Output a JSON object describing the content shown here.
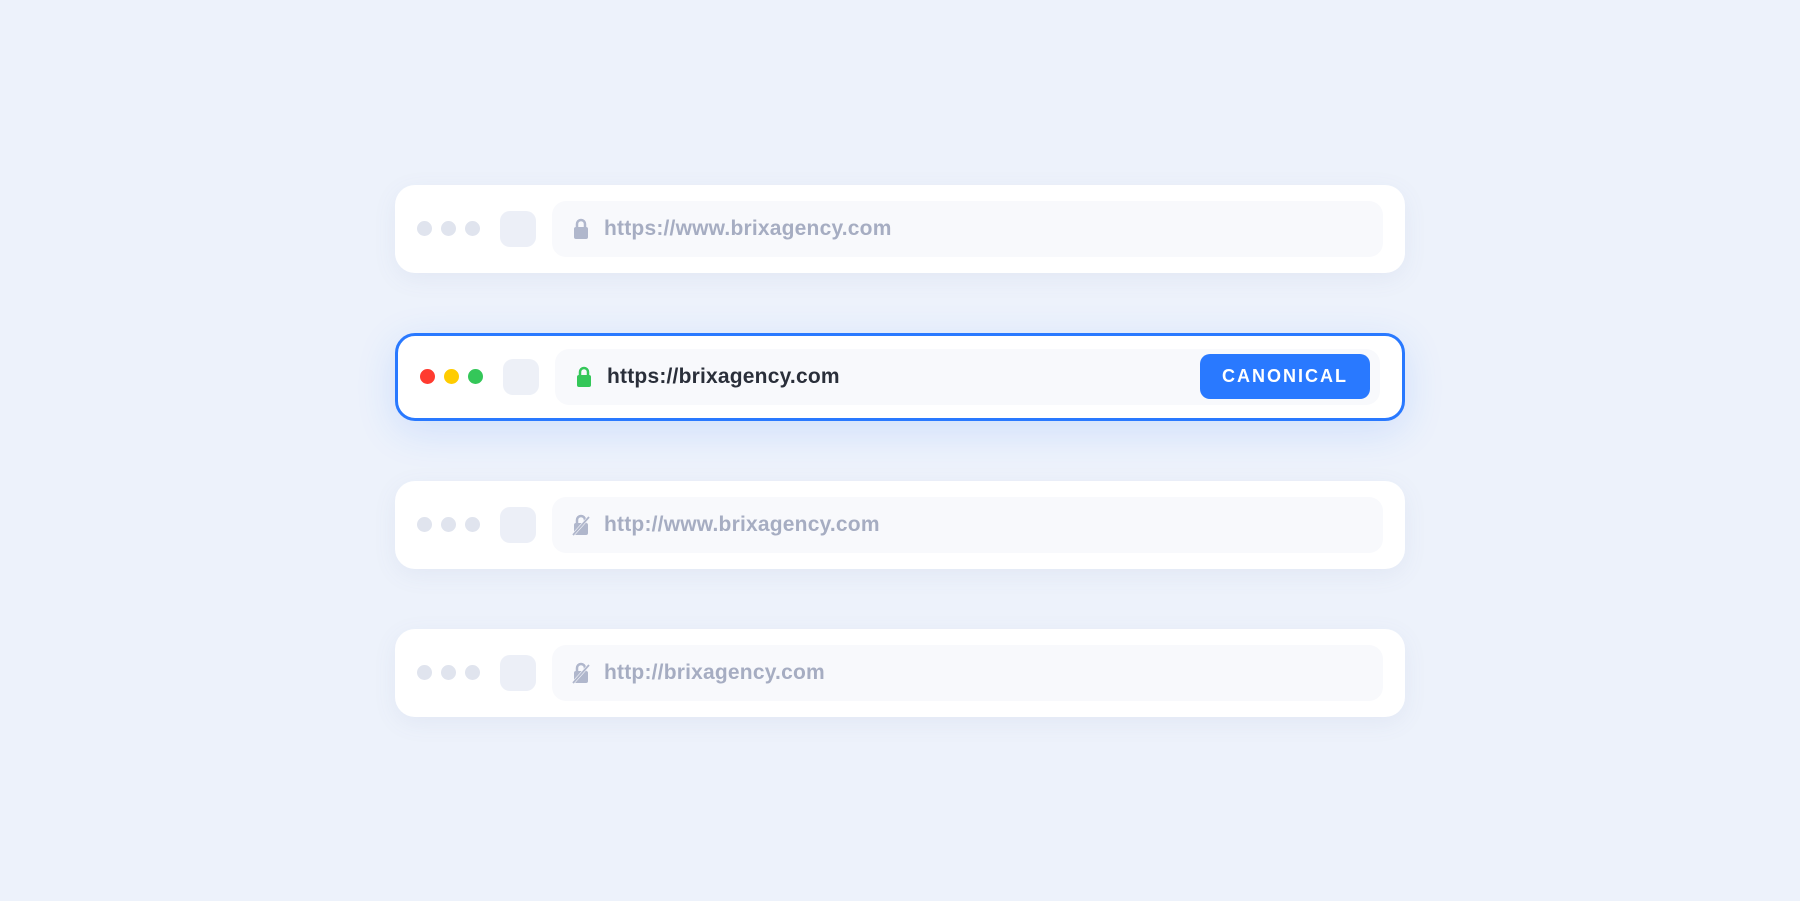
{
  "bars": [
    {
      "url": "https://www.brixagency.com",
      "secure": true,
      "active": false,
      "badge": null
    },
    {
      "url": "https://brixagency.com",
      "secure": true,
      "active": true,
      "badge": "CANONICAL"
    },
    {
      "url": "http://www.brixagency.com",
      "secure": false,
      "active": false,
      "badge": null
    },
    {
      "url": "http://brixagency.com",
      "secure": false,
      "active": false,
      "badge": null
    }
  ],
  "colors": {
    "accent": "#2979ff",
    "inactive_text": "#a6adc2",
    "active_text": "#2a2f3a",
    "secure_lock": "#34c759",
    "muted_lock": "#b0b7cc"
  }
}
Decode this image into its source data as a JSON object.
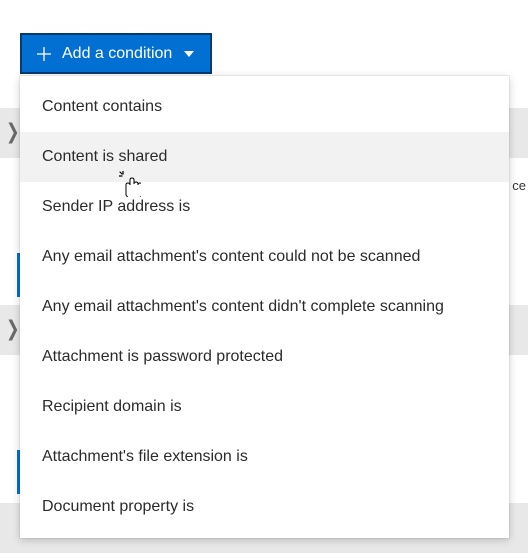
{
  "button": {
    "label": "Add a condition"
  },
  "menu": {
    "items": [
      {
        "label": "Content contains"
      },
      {
        "label": "Content is shared"
      },
      {
        "label": "Sender IP address is"
      },
      {
        "label": "Any email attachment's content could not be scanned"
      },
      {
        "label": "Any email attachment's content didn't complete scanning"
      },
      {
        "label": "Attachment is password protected"
      },
      {
        "label": "Recipient domain is"
      },
      {
        "label": "Attachment's file extension is"
      },
      {
        "label": "Document property is"
      }
    ],
    "hovered_index": 1
  },
  "background": {
    "edge_text_fragment": "ce"
  }
}
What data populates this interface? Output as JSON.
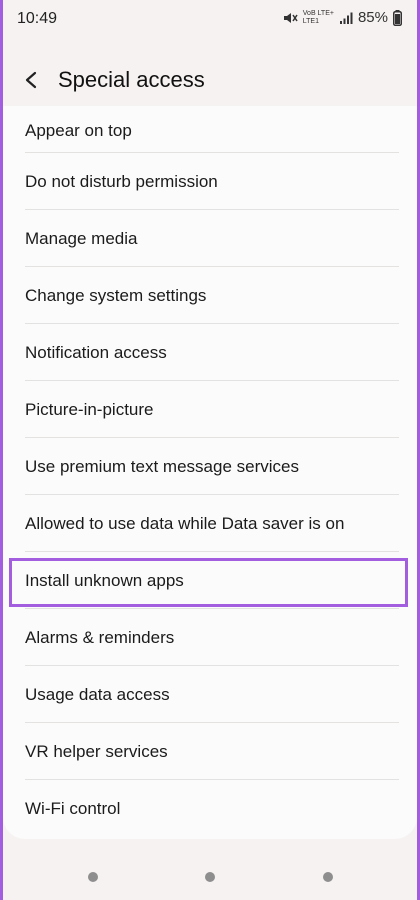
{
  "status_bar": {
    "time": "10:49",
    "network_line1": "VoB LTE+",
    "network_line2": "LTE1",
    "battery": "85%",
    "icons": [
      "mute-icon",
      "signal-icon",
      "battery-icon"
    ]
  },
  "header": {
    "title": "Special access",
    "back_icon": "chevron-left-icon"
  },
  "items": [
    {
      "label": "Appear on top"
    },
    {
      "label": "Do not disturb permission"
    },
    {
      "label": "Manage media"
    },
    {
      "label": "Change system settings"
    },
    {
      "label": "Notification access"
    },
    {
      "label": "Picture-in-picture"
    },
    {
      "label": "Use premium text message services"
    },
    {
      "label": "Allowed to use data while Data saver is on"
    },
    {
      "label": "Install unknown apps"
    },
    {
      "label": "Alarms & reminders"
    },
    {
      "label": "Usage data access"
    },
    {
      "label": "VR helper services"
    },
    {
      "label": "Wi-Fi control"
    }
  ],
  "colors": {
    "highlight": "#a35ee0",
    "background": "#f6f2f1",
    "card": "#fbfbfb"
  }
}
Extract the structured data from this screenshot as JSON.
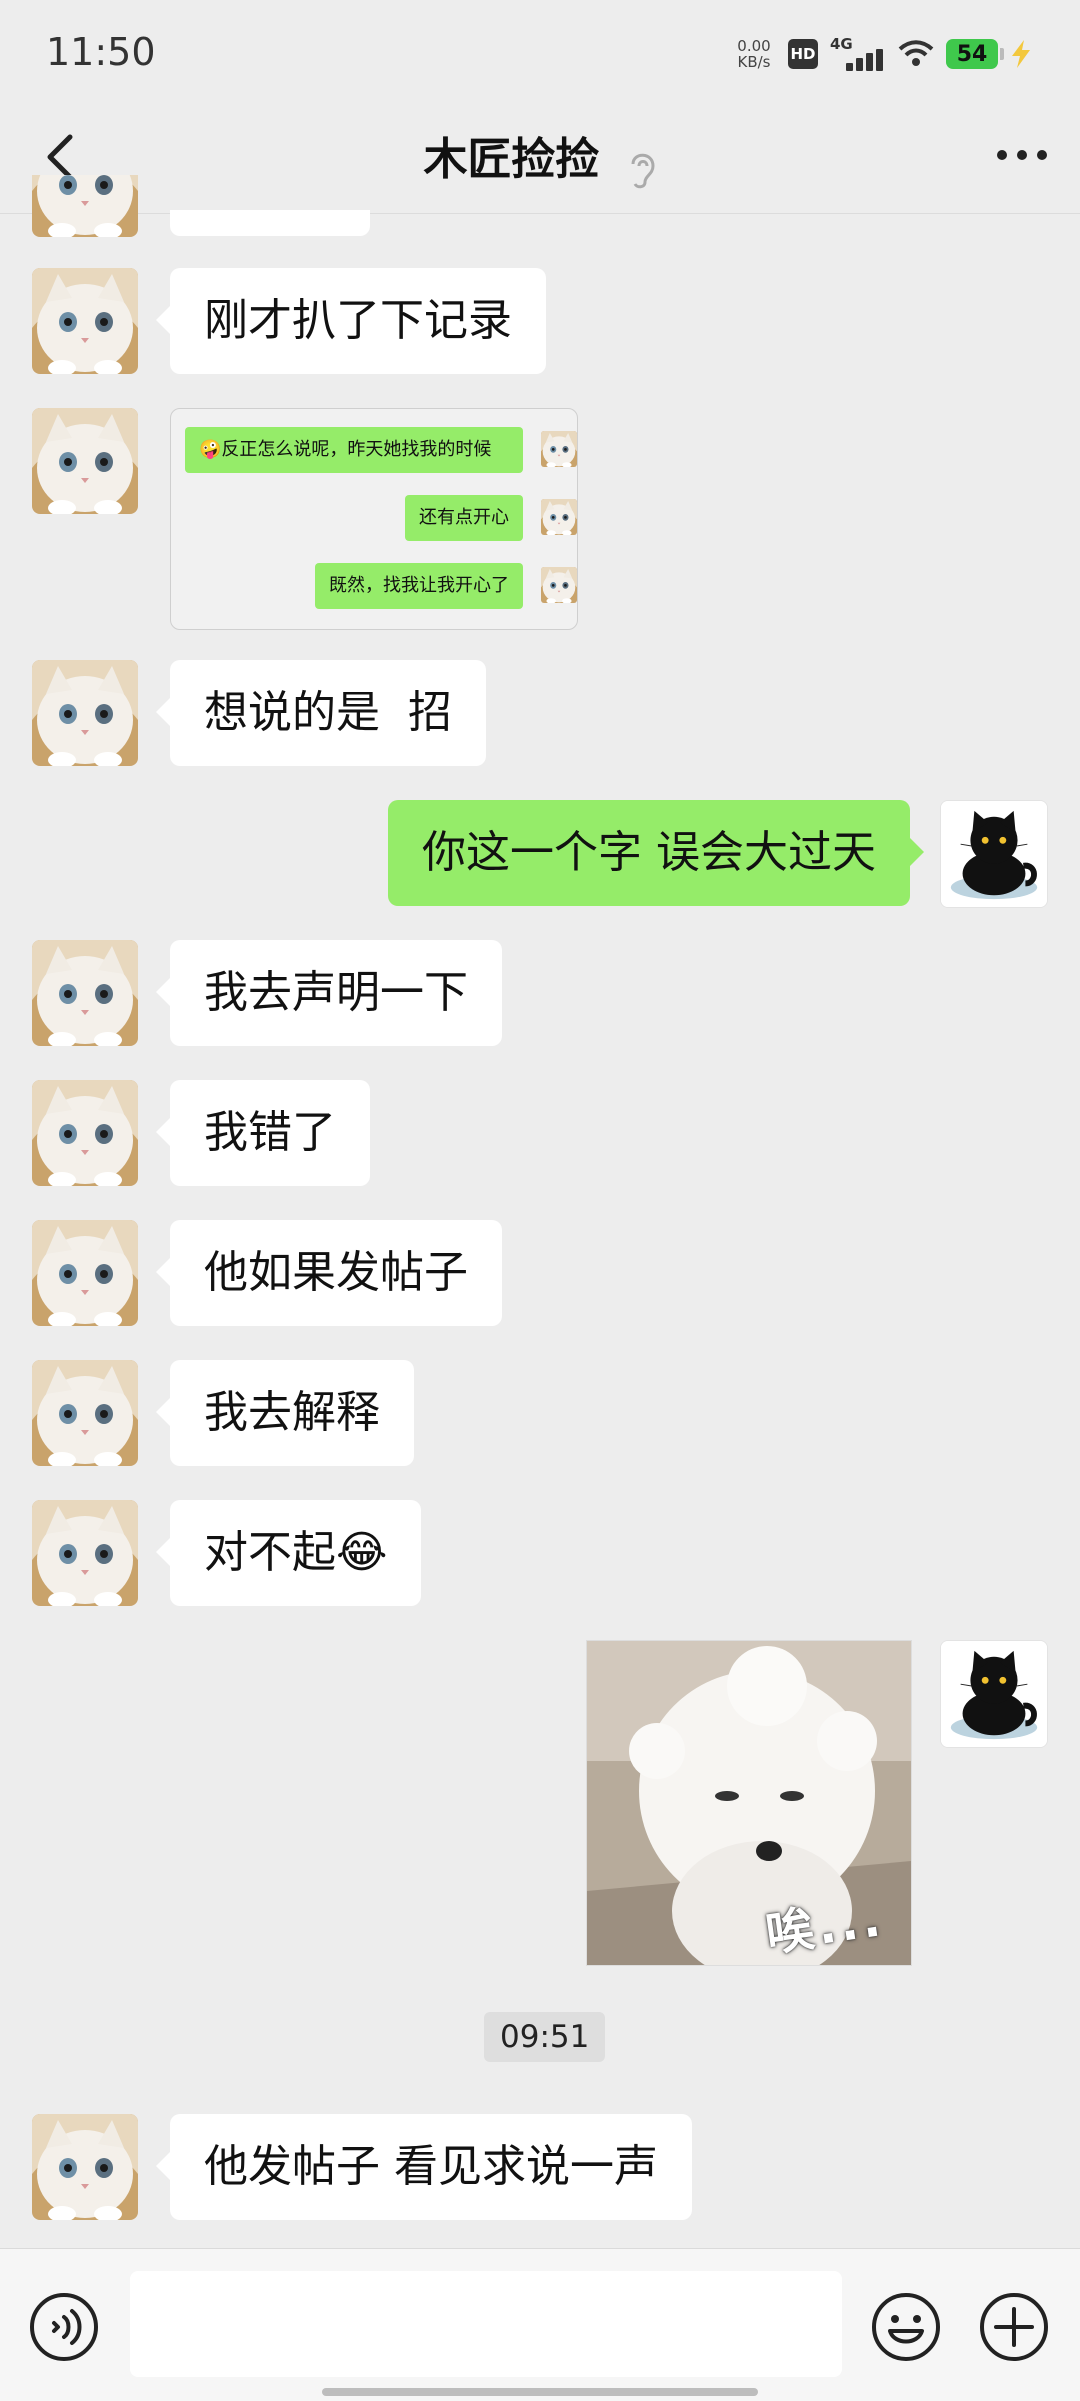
{
  "status_bar": {
    "time": "11:50",
    "net_speed": "0.00",
    "net_unit": "KB/s",
    "hd": "HD",
    "network": "4G",
    "battery": "54"
  },
  "nav": {
    "title": "木匠捡捡",
    "back_icon": "chevron-left-icon",
    "listen_icon": "ear-icon",
    "more_icon": "more-horizontal-icon"
  },
  "messages": [
    {
      "from": "them",
      "text": "刚才扒了下记录"
    },
    {
      "from": "them",
      "type": "screenshot",
      "lines": [
        "🤪反正怎么说呢，昨天她找我的时候",
        "还有点开心",
        "既然，找我让我开心了"
      ]
    },
    {
      "from": "them",
      "text": "想说的是  招"
    },
    {
      "from": "me",
      "text": "你这一个字 误会大过天"
    },
    {
      "from": "them",
      "text": "我去声明一下"
    },
    {
      "from": "them",
      "text": "我错了"
    },
    {
      "from": "them",
      "text": "他如果发帖子"
    },
    {
      "from": "them",
      "text": "我去解释"
    },
    {
      "from": "them",
      "text": "对不起😂"
    },
    {
      "from": "me",
      "type": "sticker",
      "caption": "唉..."
    },
    {
      "from": "them",
      "text": "他发帖子 看见求说一声"
    }
  ],
  "timestamp": "09:51",
  "input": {
    "placeholder": "",
    "voice_icon": "voice-icon",
    "emoji_icon": "emoji-icon",
    "plus_icon": "plus-icon"
  },
  "colors": {
    "background": "#ededed",
    "bubble_out": "#95ec69",
    "bubble_in": "#ffffff"
  }
}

TASK DETAILS: Print out the lines exactly, skipping any picture.

TASK OUTPUT:
Output a JSON object describing the content shown here.
{
  "bars": [
    {
      "url": "https://www.brixagency.com",
      "secure": true,
      "active": false,
      "badge": null
    },
    {
      "url": "https://brixagency.com",
      "secure": true,
      "active": true,
      "badge": "CANONICAL"
    },
    {
      "url": "http://www.brixagency.com",
      "secure": false,
      "active": false,
      "badge": null
    },
    {
      "url": "http://brixagency.com",
      "secure": false,
      "active": false,
      "badge": null
    }
  ],
  "colors": {
    "accent": "#2979ff",
    "inactive_text": "#a6adc2",
    "active_text": "#2a2f3a",
    "secure_lock": "#34c759",
    "muted_lock": "#b0b7cc"
  }
}
Decode this image into its source data as a JSON object.
{
  "button": {
    "label": "Add a condition"
  },
  "menu": {
    "items": [
      {
        "label": "Content contains"
      },
      {
        "label": "Content is shared"
      },
      {
        "label": "Sender IP address is"
      },
      {
        "label": "Any email attachment's content could not be scanned"
      },
      {
        "label": "Any email attachment's content didn't complete scanning"
      },
      {
        "label": "Attachment is password protected"
      },
      {
        "label": "Recipient domain is"
      },
      {
        "label": "Attachment's file extension is"
      },
      {
        "label": "Document property is"
      }
    ],
    "hovered_index": 1
  },
  "background": {
    "edge_text_fragment": "ce"
  }
}
What data populates this interface? Output as JSON.
{
  "status_bar": {
    "time": "10:49",
    "network_line1": "VoB LTE+",
    "network_line2": "LTE1",
    "battery": "85%",
    "icons": [
      "mute-icon",
      "signal-icon",
      "battery-icon"
    ]
  },
  "header": {
    "title": "Special access",
    "back_icon": "chevron-left-icon"
  },
  "items": [
    {
      "label": "Appear on top"
    },
    {
      "label": "Do not disturb permission"
    },
    {
      "label": "Manage media"
    },
    {
      "label": "Change system settings"
    },
    {
      "label": "Notification access"
    },
    {
      "label": "Picture-in-picture"
    },
    {
      "label": "Use premium text message services"
    },
    {
      "label": "Allowed to use data while Data saver is on"
    },
    {
      "label": "Install unknown apps"
    },
    {
      "label": "Alarms & reminders"
    },
    {
      "label": "Usage data access"
    },
    {
      "label": "VR helper services"
    },
    {
      "label": "Wi-Fi control"
    }
  ],
  "colors": {
    "highlight": "#a35ee0",
    "background": "#f6f2f1",
    "card": "#fbfbfb"
  }
}
Extract the structured data from this screenshot as JSON.
{
  "status_bar": {
    "time": "11:50",
    "net_speed": "0.00",
    "net_unit": "KB/s",
    "hd": "HD",
    "network": "4G",
    "battery": "54"
  },
  "nav": {
    "title": "木匠捡捡",
    "back_icon": "chevron-left-icon",
    "listen_icon": "ear-icon",
    "more_icon": "more-horizontal-icon"
  },
  "messages": [
    {
      "from": "them",
      "text": "刚才扒了下记录"
    },
    {
      "from": "them",
      "type": "screenshot",
      "lines": [
        "🤪反正怎么说呢，昨天她找我的时候",
        "还有点开心",
        "既然，找我让我开心了"
      ]
    },
    {
      "from": "them",
      "text": "想说的是  招"
    },
    {
      "from": "me",
      "text": "你这一个字 误会大过天"
    },
    {
      "from": "them",
      "text": "我去声明一下"
    },
    {
      "from": "them",
      "text": "我错了"
    },
    {
      "from": "them",
      "text": "他如果发帖子"
    },
    {
      "from": "them",
      "text": "我去解释"
    },
    {
      "from": "them",
      "text": "对不起😂"
    },
    {
      "from": "me",
      "type": "sticker",
      "caption": "唉..."
    },
    {
      "from": "them",
      "text": "他发帖子 看见求说一声"
    }
  ],
  "timestamp": "09:51",
  "input": {
    "placeholder": "",
    "voice_icon": "voice-icon",
    "emoji_icon": "emoji-icon",
    "plus_icon": "plus-icon"
  },
  "colors": {
    "background": "#ededed",
    "bubble_out": "#95ec69",
    "bubble_in": "#ffffff"
  }
}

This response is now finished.